Records excerpted from a collection:
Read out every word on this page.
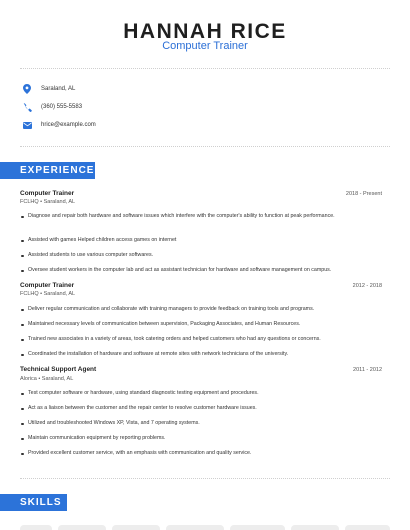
HANNAH RICE
Computer Trainer
Saraland, AL
(360) 555-5583
hrice@example.com
EXPERIENCE
Computer Trainer	2018 - Present
FCLHQ • Saraland, AL
Diagnose and repair both hardware and software issues which interfere with the computer's ability to function at peak performance.
Assisted with games Helped children access games on internet
Assisted students to use various computer softwares.
Oversee student workers in the computer lab and act as assistant technician for hardware and software management on campus.
Computer Trainer	2012 - 2018
FCLHQ • Saraland, AL
Deliver regular communication and collaborate with training managers to provide feedback on training tools and programs.
Maintained necessary levels of communication between supervision, Packaging Associates, and Human Resources.
Trained new associates in a variety of areas, took catering orders and helped customers who had any questions or concerns.
Coordinated the installation of hardware and software at remote sites with network technicians of the university.
Technical Support Agent	2011 - 2012
Alorica • Saraland, AL
Test computer software or hardware, using standard diagnostic testing equipment and procedures.
Act as a liaison between the customer and the repair center to resolve customer hardware issues.
Utilized and troubleshooted Windows XP, Vista, and 7 operating systems.
Maintain communication equipment by reporting problems.
Provided excellent customer service, with an emphasis with communication and quality service.
SKILLS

▶ **Work instructions**
Copy each line above precisely, dropping the pictures.

▶ **Solution to this problem**
Read out every word on this page.
HANNAH RICE
Computer Trainer
Saraland, AL
(360) 555-5583
hrice@example.com
EXPERIENCE
Computer Trainer	2018 - Present
FCLHQ • Saraland, AL
Diagnose and repair both hardware and software issues which interfere with the computer's ability to function at peak performance.
Assisted with games Helped children access games on internet
Assisted students to use various computer softwares.
Oversee student workers in the computer lab and act as assistant technician for hardware and software management on campus.
Computer Trainer	2012 - 2018
FCLHQ • Saraland, AL
Deliver regular communication and collaborate with training managers to provide feedback on training tools and programs.
Maintained necessary levels of communication between supervision, Packaging Associates, and Human Resources.
Trained new associates in a variety of areas, took catering orders and helped customers who had any questions or concerns.
Coordinated the installation of hardware and software at remote sites with network technicians of the university.
Technical Support Agent	2011 - 2012
Alorica • Saraland, AL
Test computer software or hardware, using standard diagnostic testing equipment and procedures.
Act as a liaison between the customer and the repair center to resolve customer hardware issues.
Utilized and troubleshooted Windows XP, Vista, and 7 operating systems.
Maintain communication equipment by reporting problems.
Provided excellent customer service, with an emphasis with communication and quality service.
SKILLS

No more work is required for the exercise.